[Start of Record excerpts]

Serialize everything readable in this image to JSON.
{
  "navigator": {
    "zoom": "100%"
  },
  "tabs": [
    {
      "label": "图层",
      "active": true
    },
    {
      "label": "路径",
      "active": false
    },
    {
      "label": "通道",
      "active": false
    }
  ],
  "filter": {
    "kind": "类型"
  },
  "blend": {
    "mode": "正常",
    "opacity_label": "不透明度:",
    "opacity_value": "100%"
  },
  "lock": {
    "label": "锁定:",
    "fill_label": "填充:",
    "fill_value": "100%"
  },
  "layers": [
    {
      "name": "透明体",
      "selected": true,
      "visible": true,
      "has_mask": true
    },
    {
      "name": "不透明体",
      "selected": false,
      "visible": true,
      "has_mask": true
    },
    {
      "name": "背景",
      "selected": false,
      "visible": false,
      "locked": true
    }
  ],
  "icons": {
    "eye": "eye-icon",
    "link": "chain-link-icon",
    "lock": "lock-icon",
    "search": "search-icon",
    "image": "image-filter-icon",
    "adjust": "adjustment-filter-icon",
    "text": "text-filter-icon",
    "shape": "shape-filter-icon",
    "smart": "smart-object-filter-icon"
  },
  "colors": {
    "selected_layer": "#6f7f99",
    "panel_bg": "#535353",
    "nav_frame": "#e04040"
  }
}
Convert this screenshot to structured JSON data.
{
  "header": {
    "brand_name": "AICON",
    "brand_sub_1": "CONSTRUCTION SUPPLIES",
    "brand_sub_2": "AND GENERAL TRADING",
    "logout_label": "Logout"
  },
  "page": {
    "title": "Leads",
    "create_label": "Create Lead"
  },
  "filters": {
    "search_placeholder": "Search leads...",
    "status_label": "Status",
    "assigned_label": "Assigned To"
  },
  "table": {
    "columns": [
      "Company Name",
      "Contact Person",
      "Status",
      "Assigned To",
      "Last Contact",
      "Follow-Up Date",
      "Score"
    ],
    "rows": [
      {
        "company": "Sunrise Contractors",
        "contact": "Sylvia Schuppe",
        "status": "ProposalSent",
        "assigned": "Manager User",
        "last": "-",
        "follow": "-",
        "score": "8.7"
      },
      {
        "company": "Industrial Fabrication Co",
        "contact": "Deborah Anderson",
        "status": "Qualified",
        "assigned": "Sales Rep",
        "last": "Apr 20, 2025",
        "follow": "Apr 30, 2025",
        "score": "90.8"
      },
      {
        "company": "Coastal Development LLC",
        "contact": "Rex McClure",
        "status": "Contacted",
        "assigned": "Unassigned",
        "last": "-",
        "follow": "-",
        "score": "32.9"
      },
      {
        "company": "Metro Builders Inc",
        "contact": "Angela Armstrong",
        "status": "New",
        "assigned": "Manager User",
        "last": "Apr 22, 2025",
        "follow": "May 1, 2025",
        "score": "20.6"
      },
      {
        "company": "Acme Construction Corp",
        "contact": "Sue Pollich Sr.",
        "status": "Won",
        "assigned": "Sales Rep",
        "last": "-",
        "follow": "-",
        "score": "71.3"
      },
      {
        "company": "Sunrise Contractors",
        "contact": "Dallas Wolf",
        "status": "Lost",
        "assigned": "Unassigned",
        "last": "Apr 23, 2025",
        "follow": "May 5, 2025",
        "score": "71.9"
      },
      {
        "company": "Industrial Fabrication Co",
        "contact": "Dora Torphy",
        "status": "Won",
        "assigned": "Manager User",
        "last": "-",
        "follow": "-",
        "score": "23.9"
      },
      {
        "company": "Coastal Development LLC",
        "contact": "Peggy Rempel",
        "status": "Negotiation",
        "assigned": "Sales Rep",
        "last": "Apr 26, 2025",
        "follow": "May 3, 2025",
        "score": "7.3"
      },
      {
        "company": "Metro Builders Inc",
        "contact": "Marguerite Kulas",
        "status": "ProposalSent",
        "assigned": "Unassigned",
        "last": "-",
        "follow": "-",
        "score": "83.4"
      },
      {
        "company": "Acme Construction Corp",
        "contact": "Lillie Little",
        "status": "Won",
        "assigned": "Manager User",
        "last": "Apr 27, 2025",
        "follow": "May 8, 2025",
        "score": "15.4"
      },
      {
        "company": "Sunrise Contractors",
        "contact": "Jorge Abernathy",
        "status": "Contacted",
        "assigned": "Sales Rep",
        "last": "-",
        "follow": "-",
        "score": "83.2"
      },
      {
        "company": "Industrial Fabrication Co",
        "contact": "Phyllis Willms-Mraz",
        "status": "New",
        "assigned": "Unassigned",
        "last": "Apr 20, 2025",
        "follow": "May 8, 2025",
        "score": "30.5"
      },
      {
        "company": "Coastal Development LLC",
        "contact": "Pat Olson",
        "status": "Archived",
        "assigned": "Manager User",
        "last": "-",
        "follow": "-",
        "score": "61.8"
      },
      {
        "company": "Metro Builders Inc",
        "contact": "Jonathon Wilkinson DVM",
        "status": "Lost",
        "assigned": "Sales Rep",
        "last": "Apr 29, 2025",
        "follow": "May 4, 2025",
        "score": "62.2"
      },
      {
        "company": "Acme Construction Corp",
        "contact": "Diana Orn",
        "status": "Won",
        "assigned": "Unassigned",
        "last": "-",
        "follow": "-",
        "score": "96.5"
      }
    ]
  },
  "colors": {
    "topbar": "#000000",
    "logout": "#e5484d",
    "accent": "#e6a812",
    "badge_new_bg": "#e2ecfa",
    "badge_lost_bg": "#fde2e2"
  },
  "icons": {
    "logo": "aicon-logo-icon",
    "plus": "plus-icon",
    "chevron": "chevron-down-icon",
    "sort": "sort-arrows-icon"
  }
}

[End of Record excerpts]

What the task asks: Above are the records; copy all of them exactly.

Output below:
Serialize everything readable in this image to JSON.
{
  "navigator": {
    "zoom": "100%"
  },
  "tabs": [
    {
      "label": "图层",
      "active": true
    },
    {
      "label": "路径",
      "active": false
    },
    {
      "label": "通道",
      "active": false
    }
  ],
  "filter": {
    "kind": "类型"
  },
  "blend": {
    "mode": "正常",
    "opacity_label": "不透明度:",
    "opacity_value": "100%"
  },
  "lock": {
    "label": "锁定:",
    "fill_label": "填充:",
    "fill_value": "100%"
  },
  "layers": [
    {
      "name": "透明体",
      "selected": true,
      "visible": true,
      "has_mask": true
    },
    {
      "name": "不透明体",
      "selected": false,
      "visible": true,
      "has_mask": true
    },
    {
      "name": "背景",
      "selected": false,
      "visible": false,
      "locked": true
    }
  ],
  "icons": {
    "eye": "eye-icon",
    "link": "chain-link-icon",
    "lock": "lock-icon",
    "search": "search-icon",
    "image": "image-filter-icon",
    "adjust": "adjustment-filter-icon",
    "text": "text-filter-icon",
    "shape": "shape-filter-icon",
    "smart": "smart-object-filter-icon"
  },
  "colors": {
    "selected_layer": "#6f7f99",
    "panel_bg": "#535353",
    "nav_frame": "#e04040"
  }
}
Convert this screenshot to structured JSON data.
{
  "header": {
    "brand_name": "AICON",
    "brand_sub_1": "CONSTRUCTION SUPPLIES",
    "brand_sub_2": "AND GENERAL TRADING",
    "logout_label": "Logout"
  },
  "page": {
    "title": "Leads",
    "create_label": "Create Lead"
  },
  "filters": {
    "search_placeholder": "Search leads...",
    "status_label": "Status",
    "assigned_label": "Assigned To"
  },
  "table": {
    "columns": [
      "Company Name",
      "Contact Person",
      "Status",
      "Assigned To",
      "Last Contact",
      "Follow-Up Date",
      "Score"
    ],
    "rows": [
      {
        "company": "Sunrise Contractors",
        "contact": "Sylvia Schuppe",
        "status": "ProposalSent",
        "assigned": "Manager User",
        "last": "-",
        "follow": "-",
        "score": "8.7"
      },
      {
        "company": "Industrial Fabrication Co",
        "contact": "Deborah Anderson",
        "status": "Qualified",
        "assigned": "Sales Rep",
        "last": "Apr 20, 2025",
        "follow": "Apr 30, 2025",
        "score": "90.8"
      },
      {
        "company": "Coastal Development LLC",
        "contact": "Rex McClure",
        "status": "Contacted",
        "assigned": "Unassigned",
        "last": "-",
        "follow": "-",
        "score": "32.9"
      },
      {
        "company": "Metro Builders Inc",
        "contact": "Angela Armstrong",
        "status": "New",
        "assigned": "Manager User",
        "last": "Apr 22, 2025",
        "follow": "May 1, 2025",
        "score": "20.6"
      },
      {
        "company": "Acme Construction Corp",
        "contact": "Sue Pollich Sr.",
        "status": "Won",
        "assigned": "Sales Rep",
        "last": "-",
        "follow": "-",
        "score": "71.3"
      },
      {
        "company": "Sunrise Contractors",
        "contact": "Dallas Wolf",
        "status": "Lost",
        "assigned": "Unassigned",
        "last": "Apr 23, 2025",
        "follow": "May 5, 2025",
        "score": "71.9"
      },
      {
        "company": "Industrial Fabrication Co",
        "contact": "Dora Torphy",
        "status": "Won",
        "assigned": "Manager User",
        "last": "-",
        "follow": "-",
        "score": "23.9"
      },
      {
        "company": "Coastal Development LLC",
        "contact": "Peggy Rempel",
        "status": "Negotiation",
        "assigned": "Sales Rep",
        "last": "Apr 26, 2025",
        "follow": "May 3, 2025",
        "score": "7.3"
      },
      {
        "company": "Metro Builders Inc",
        "contact": "Marguerite Kulas",
        "status": "ProposalSent",
        "assigned": "Unassigned",
        "last": "-",
        "follow": "-",
        "score": "83.4"
      },
      {
        "company": "Acme Construction Corp",
        "contact": "Lillie Little",
        "status": "Won",
        "assigned": "Manager User",
        "last": "Apr 27, 2025",
        "follow": "May 8, 2025",
        "score": "15.4"
      },
      {
        "company": "Sunrise Contractors",
        "contact": "Jorge Abernathy",
        "status": "Contacted",
        "assigned": "Sales Rep",
        "last": "-",
        "follow": "-",
        "score": "83.2"
      },
      {
        "company": "Industrial Fabrication Co",
        "contact": "Phyllis Willms-Mraz",
        "status": "New",
        "assigned": "Unassigned",
        "last": "Apr 20, 2025",
        "follow": "May 8, 2025",
        "score": "30.5"
      },
      {
        "company": "Coastal Development LLC",
        "contact": "Pat Olson",
        "status": "Archived",
        "assigned": "Manager User",
        "last": "-",
        "follow": "-",
        "score": "61.8"
      },
      {
        "company": "Metro Builders Inc",
        "contact": "Jonathon Wilkinson DVM",
        "status": "Lost",
        "assigned": "Sales Rep",
        "last": "Apr 29, 2025",
        "follow": "May 4, 2025",
        "score": "62.2"
      },
      {
        "company": "Acme Construction Corp",
        "contact": "Diana Orn",
        "status": "Won",
        "assigned": "Unassigned",
        "last": "-",
        "follow": "-",
        "score": "96.5"
      }
    ]
  },
  "colors": {
    "topbar": "#000000",
    "logout": "#e5484d",
    "accent": "#e6a812",
    "badge_new_bg": "#e2ecfa",
    "badge_lost_bg": "#fde2e2"
  },
  "icons": {
    "logo": "aicon-logo-icon",
    "plus": "plus-icon",
    "chevron": "chevron-down-icon",
    "sort": "sort-arrows-icon"
  }
}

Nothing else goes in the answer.